_Written instruction_: Can you transcribe the data exactly? Leave the pictures out.

_Stored records_:
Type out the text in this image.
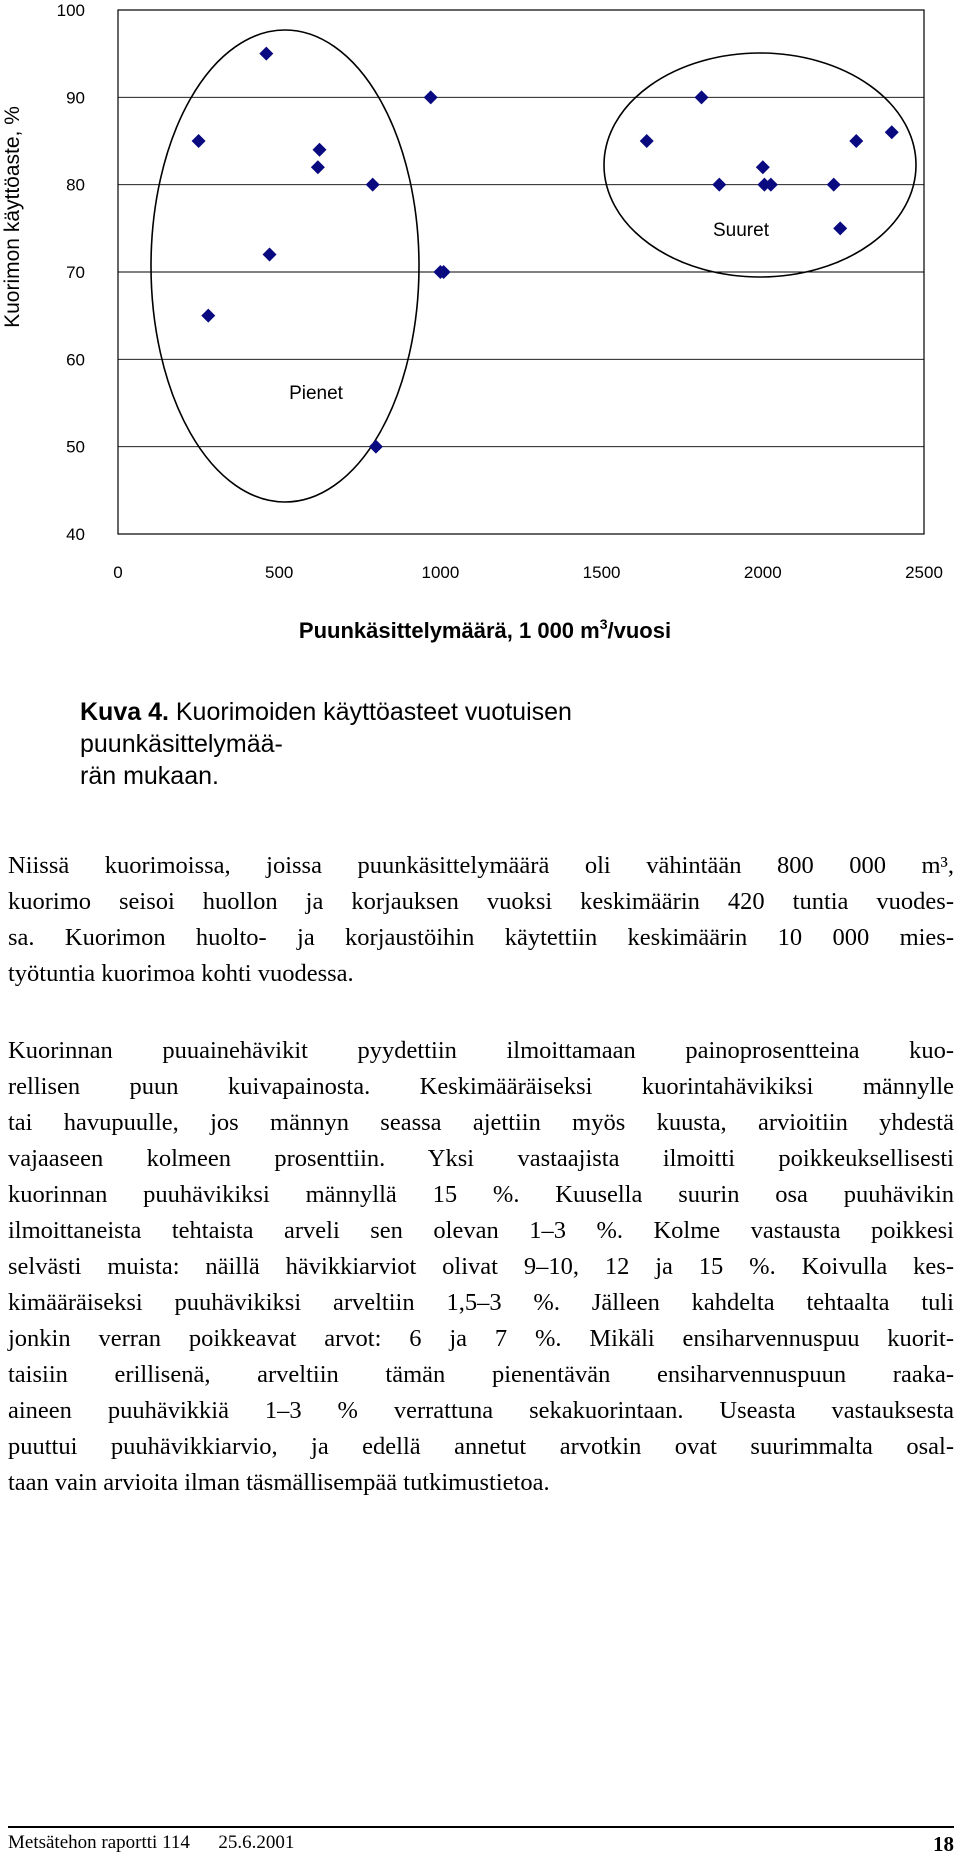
100
90
80
70
60
50
40
0	500	1000	1500	2000	2500
Pienet
Suuret
Kuorimon käyttöaste, %
Puunkäsittelymäärä, 1 000 $m^3$/vuosi
Kuva 4. Kuorimoiden käyttöasteet vuotuisen puunkäsittelymää-
rän mukaan.

Niissä kuorimoissa, joissa puunkäsittelymäärä oli vähintään 800 000 m³,

kuorimo seisoi huollon ja korjauksen vuoksi keskimäärin 420 tuntia vuodes-

sa. Kuorimon huolto- ja korjaustöihin käytettiin keskimäärin 10 000 mies-

työtuntia kuorimoa kohti vuodessa.

Kuorinnan puuainehävikit pyydettiin ilmoittamaan painoprosentteina kuo-

rellisen puun kuivapainosta. Keskimääräiseksi kuorintahävikiksi männylle

tai havupuulle, jos männyn seassa ajettiin myös kuusta, arvioitiin yhdestä

vajaaseen kolmeen prosenttiin. Yksi vastaajista ilmoitti poikkeuksellisesti

kuorinnan puuhävikiksi männyllä 15 %. Kuusella suurin osa puuhävikin

ilmoittaneista tehtaista arveli sen olevan 1–3 %. Kolme vastausta poikkesi

selvästi muista: näillä hävikkiarviot olivat 9–10, 12 ja 15 %. Koivulla kes-

kimääräiseksi puuhävikiksi arveltiin 1,5–3 %. Jälleen kahdelta tehtaalta tuli

jonkin verran poikkeavat arvot: 6 ja 7 %. Mikäli ensiharvennuspuu kuorit-

taisiin erillisenä, arveltiin tämän pienentävän ensiharvennuspuun raaka-

aineen puuhävikkiä 1–3 % verrattuna sekakuorintaan. Useasta vastauksesta

puuttui puuhävikkiarvio, ja edellä annetut arvotkin ovat suurimmalta osal-

taan vain arvioita ilman täsmällisempää tutkimustietoa.

Metsätehon raportti 114      25.6.2001	18
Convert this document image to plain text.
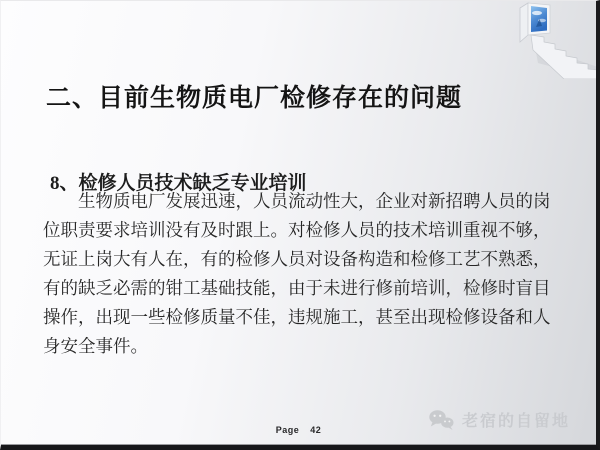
二、目前生物质电厂检修存在的问题
8、检修人员技术缺乏专业培训
生物质电厂发展迅速，人员流动性大，企业对新招聘人员的岗
位职责要求培训没有及时跟上。对检修人员的技术培训重视不够，
无证上岗大有人在，有的检修人员对设备构造和检修工艺不熟悉，
有的缺乏必需的钳工基础技能，由于未进行修前培训，检修时盲目
操作，出现一些检修质量不佳，违规施工，甚至出现检修设备和人
身安全事件。
Page 42	老宿的自留地
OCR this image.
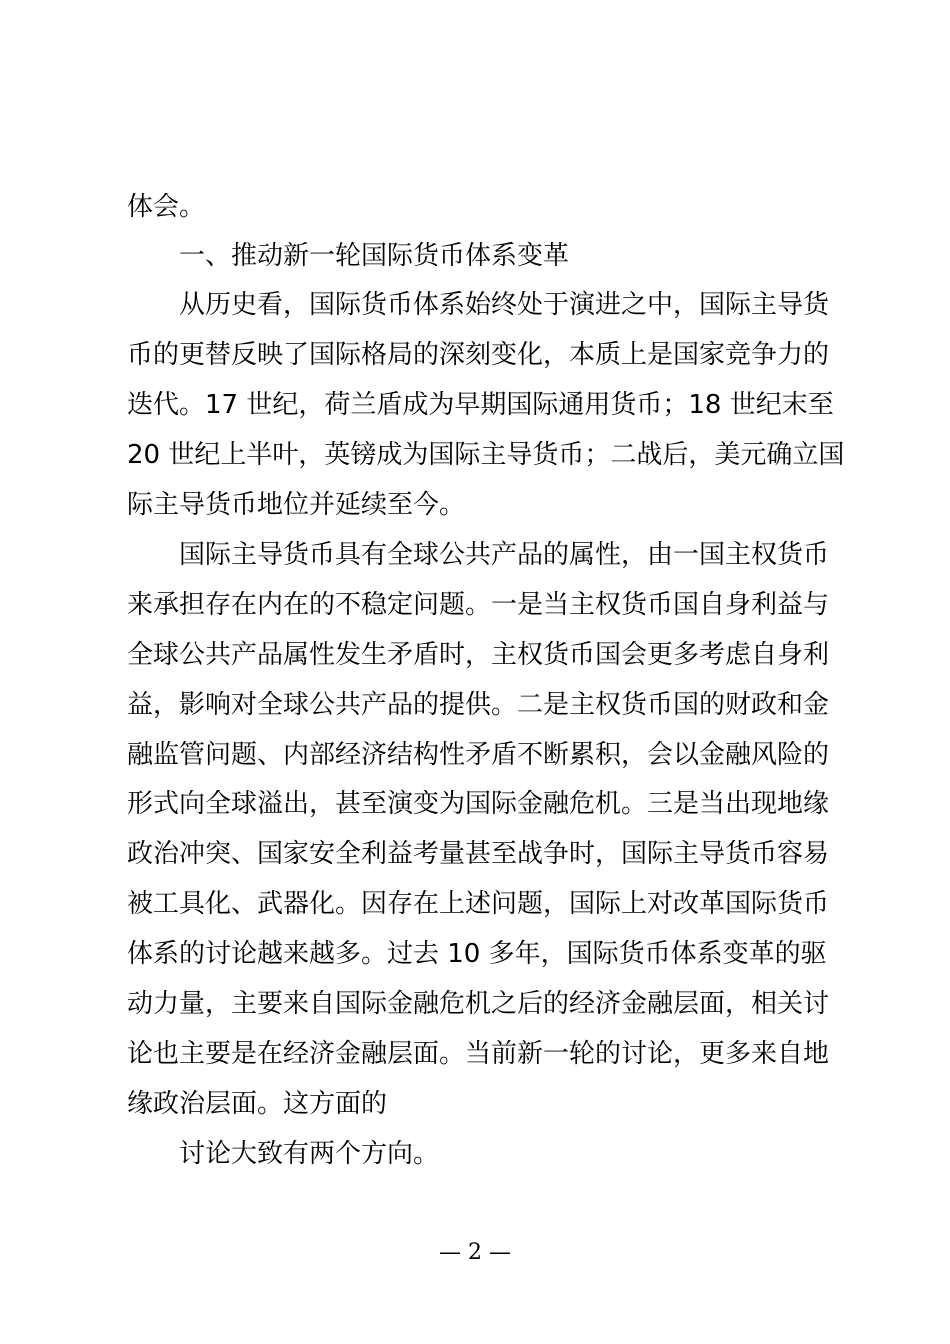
体会。
一、推动新一轮国际货币体系变革
从历史看，国际货币体系始终处于演进之中，国际主导货
币的更替反映了国际格局的深刻变化，本质上是国家竞争力的
迭代。17 世纪，荷兰盾成为早期国际通用货币；18 世纪末至
20 世纪上半叶，英镑成为国际主导货币；二战后，美元确立国
际主导货币地位并延续至今。
国际主导货币具有全球公共产品的属性，由一国主权货币
来承担存在内在的不稳定问题。一是当主权货币国自身利益与
全球公共产品属性发生矛盾时，主权货币国会更多考虑自身利
益，影响对全球公共产品的提供。二是主权货币国的财政和金
融监管问题、内部经济结构性矛盾不断累积，会以金融风险的
形式向全球溢出，甚至演变为国际金融危机。三是当出现地缘
政治冲突、国家安全利益考量甚至战争时，国际主导货币容易
被工具化、武器化。因存在上述问题，国际上对改革国际货币
体系的讨论越来越多。过去 10 多年，国际货币体系变革的驱
动力量，主要来自国际金融危机之后的经济金融层面，相关讨
论也主要是在经济金融层面。当前新一轮的讨论，更多来自地
缘政治层面。这方面的
讨论大致有两个方向。
— 2 —
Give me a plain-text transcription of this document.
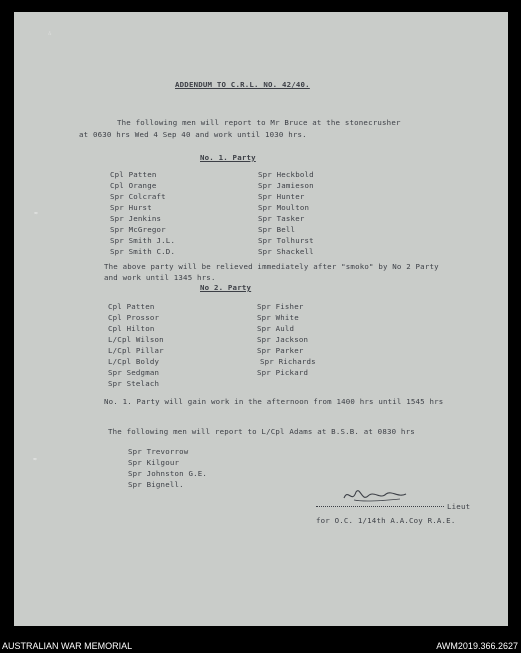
∴
≈
≈
ADDENDUM TO C.R.L. NO. 42/40.
The following men will report to Mr Bruce at the stonecrusher
at 0630 hrs Wed 4 Sep 40 and work until 1030 hrs.
No. 1. Party
Cpl Patten
Cpl Orange
Spr Colcraft
Spr Hurst
Spr Jenkins
Spr McGregor
Spr Smith J.L.
Spr Smith C.D.
Spr Heckbold
Spr Jamieson
Spr Hunter
Spr Moulton
Spr Tasker
Spr Bell
Spr Tolhurst
Spr Shackell
The above party will be relieved immediately after "smoko" by No 2 Party
and work until 1345 hrs.
No 2. Party
Cpl Patten
Cpl Prossor
Cpl Hilton
L/Cpl Wilson
L/Cpl Pillar
L/Cpl Boldy
Spr Sedgman
Spr Stelach
Spr Fisher
Spr White
Spr Auld
Spr Jackson
Spr Parker
Spr Richards
Spr Pickard
No. 1. Party will gain work in the afternoon from 1400 hrs until 1545 hrs
The following men will report to L/Cpl Adams at B.S.B. at 0830 hrs
Spr Trevorrow
Spr Kilgour
Spr Johnston G.E.
Spr Bignell.
Lieut
for O.C. 1/14th A.A.Coy R.A.E.
AUSTRALIAN WAR MEMORIAL	AWM2019.366.2627
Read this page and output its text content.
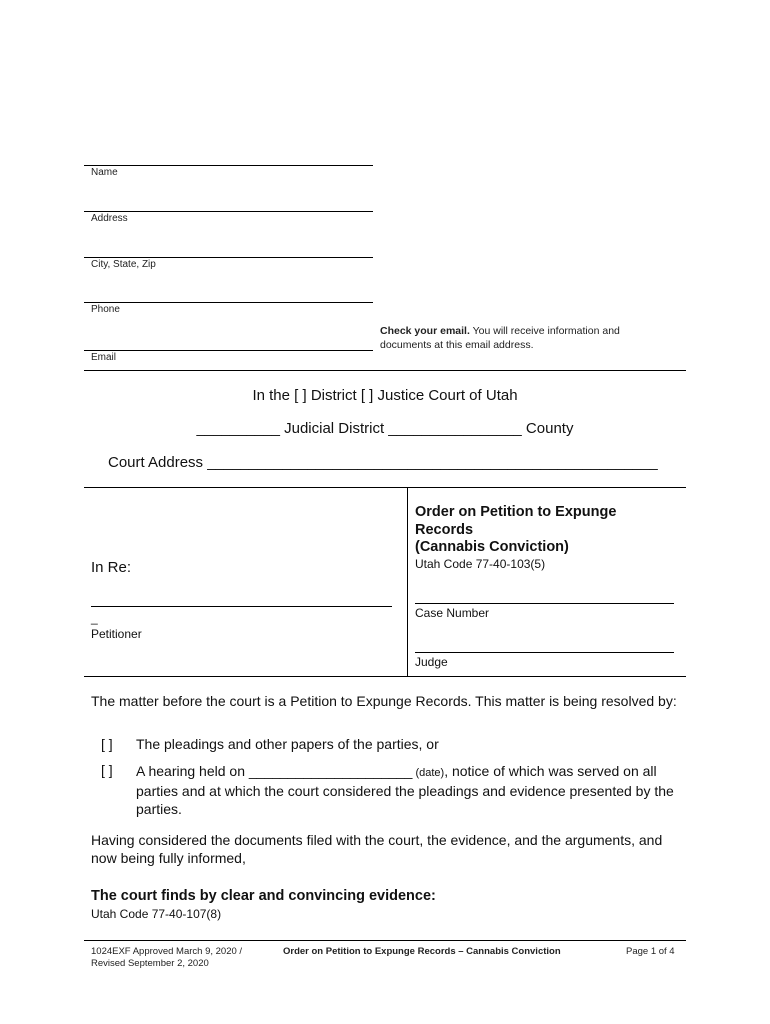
Name
Address
City, State, Zip
Phone
Check your email. You will receive information and documents at this email address.
Email
In the [ ] District [ ] Justice Court of Utah
__________ Judicial District ________________ County
Court Address ______________________________________________________
In Re:
_
Petitioner
Order on Petition to Expunge
Records
(Cannabis Conviction)
Utah Code 77-40-103(5)
Case Number
Judge
The matter before the court is a Petition to Expunge Records. This matter is being resolved by:
[ ] The pleadings and other papers of the parties, or
[ ] A hearing held on _____________________ (date), notice of which was served on all parties and at which the court considered the pleadings and evidence presented by the parties.
Having considered the documents filed with the court, the evidence, and the arguments, and now being fully informed,
The court finds by clear and convincing evidence:
Utah Code 77-40-107(8)
1024EXF Approved March 9, 2020 / Revised September 2, 2020
Order on Petition to Expunge Records – Cannabis Conviction	Page 1 of 4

_Exercise solution_:
Type out the text in this image.
100
90
80
70
60
50
40
0	500	1000	1500	2000	2500
Pienet
Suuret
Kuorimon käyttöaste, %
Puunkäsittelymäärä, 1 000 $m^3$/vuosi
Kuva 4. Kuorimoiden käyttöasteet vuotuisen puunkäsittelymää-
rän mukaan.

Niissä kuorimoissa, joissa puunkäsittelymäärä oli vähintään 800 000 m³,

kuorimo seisoi huollon ja korjauksen vuoksi keskimäärin 420 tuntia vuodes-

sa. Kuorimon huolto- ja korjaustöihin käytettiin keskimäärin 10 000 mies-

työtuntia kuorimoa kohti vuodessa.

Kuorinnan puuainehävikit pyydettiin ilmoittamaan painoprosentteina kuo-

rellisen puun kuivapainosta. Keskimääräiseksi kuorintahävikiksi männylle

tai havupuulle, jos männyn seassa ajettiin myös kuusta, arvioitiin yhdestä

vajaaseen kolmeen prosenttiin. Yksi vastaajista ilmoitti poikkeuksellisesti

kuorinnan puuhävikiksi männyllä 15 %. Kuusella suurin osa puuhävikin

ilmoittaneista tehtaista arveli sen olevan 1–3 %. Kolme vastausta poikkesi

selvästi muista: näillä hävikkiarviot olivat 9–10, 12 ja 15 %. Koivulla kes-

kimääräiseksi puuhävikiksi arveltiin 1,5–3 %. Jälleen kahdelta tehtaalta tuli

jonkin verran poikkeavat arvot: 6 ja 7 %. Mikäli ensiharvennuspuu kuorit-

taisiin erillisenä, arveltiin tämän pienentävän ensiharvennuspuun raaka-

aineen puuhävikkiä 1–3 % verrattuna sekakuorintaan. Useasta vastauksesta

puuttui puuhävikkiarvio, ja edellä annetut arvotkin ovat suurimmalta osal-

taan vain arvioita ilman täsmällisempää tutkimustietoa.

Metsätehon raportti 114      25.6.2001	18
Convert this document image to plain text.
二、目前生物质电厂检修存在的问题
8、检修人员技术缺乏专业培训
生物质电厂发展迅速，人员流动性大，企业对新招聘人员的岗
位职责要求培训没有及时跟上。对检修人员的技术培训重视不够，
无证上岗大有人在，有的检修人员对设备构造和检修工艺不熟悉，
有的缺乏必需的钳工基础技能，由于未进行修前培训，检修时盲目
操作，出现一些检修质量不佳，违规施工，甚至出现检修设备和人
身安全事件。
Page 42	老宿的自留地
OCR this image.
体会。
一、推动新一轮国际货币体系变革
从历史看，国际货币体系始终处于演进之中，国际主导货
币的更替反映了国际格局的深刻变化，本质上是国家竞争力的
迭代。17 世纪，荷兰盾成为早期国际通用货币；18 世纪末至
20 世纪上半叶，英镑成为国际主导货币；二战后，美元确立国
际主导货币地位并延续至今。
国际主导货币具有全球公共产品的属性，由一国主权货币
来承担存在内在的不稳定问题。一是当主权货币国自身利益与
全球公共产品属性发生矛盾时，主权货币国会更多考虑自身利
益，影响对全球公共产品的提供。二是主权货币国的财政和金
融监管问题、内部经济结构性矛盾不断累积，会以金融风险的
形式向全球溢出，甚至演变为国际金融危机。三是当出现地缘
政治冲突、国家安全利益考量甚至战争时，国际主导货币容易
被工具化、武器化。因存在上述问题，国际上对改革国际货币
体系的讨论越来越多。过去 10 多年，国际货币体系变革的驱
动力量，主要来自国际金融危机之后的经济金融层面，相关讨
论也主要是在经济金融层面。当前新一轮的讨论，更多来自地
缘政治层面。这方面的
讨论大致有两个方向。
— 2 —
Give me a plain-text transcription of this document.
∴
≈
≈
ADDENDUM TO C.R.L. NO. 42/40.
The following men will report to Mr Bruce at the stonecrusher
at 0630 hrs Wed 4 Sep 40 and work until 1030 hrs.
No. 1. Party
Cpl Patten
Cpl Orange
Spr Colcraft
Spr Hurst
Spr Jenkins
Spr McGregor
Spr Smith J.L.
Spr Smith C.D.
Spr Heckbold
Spr Jamieson
Spr Hunter
Spr Moulton
Spr Tasker
Spr Bell
Spr Tolhurst
Spr Shackell
The above party will be relieved immediately after "smoko" by No 2 Party
and work until 1345 hrs.
No 2. Party
Cpl Patten
Cpl Prossor
Cpl Hilton
L/Cpl Wilson
L/Cpl Pillar
L/Cpl Boldy
Spr Sedgman
Spr Stelach
Spr Fisher
Spr White
Spr Auld
Spr Jackson
Spr Parker
Spr Richards
Spr Pickard
No. 1. Party will gain work in the afternoon from 1400 hrs until 1545 hrs
The following men will report to L/Cpl Adams at B.S.B. at 0830 hrs
Spr Trevorrow
Spr Kilgour
Spr Johnston G.E.
Spr Bignell.
Lieut
for O.C. 1/14th A.A.Coy R.A.E.
AUSTRALIAN WAR MEMORIAL	AWM2019.366.2627
Read this page and output its text content.
Name
Address
City, State, Zip
Phone
Check your email. You will receive information and documents at this email address.
Email
In the [ ] District [ ] Justice Court of Utah
__________ Judicial District ________________ County
Court Address ______________________________________________________
In Re:
_
Petitioner
Order on Petition to Expunge
Records
(Cannabis Conviction)
Utah Code 77-40-103(5)
Case Number
Judge
The matter before the court is a Petition to Expunge Records. This matter is being resolved by:
[ ] The pleadings and other papers of the parties, or
[ ] A hearing held on _____________________ (date), notice of which was served on all parties and at which the court considered the pleadings and evidence presented by the parties.
Having considered the documents filed with the court, the evidence, and the arguments, and now being fully informed,
The court finds by clear and convincing evidence:
Utah Code 77-40-107(8)
1024EXF Approved March 9, 2020 / Revised September 2, 2020
Order on Petition to Expunge Records – Cannabis Conviction	Page 1 of 4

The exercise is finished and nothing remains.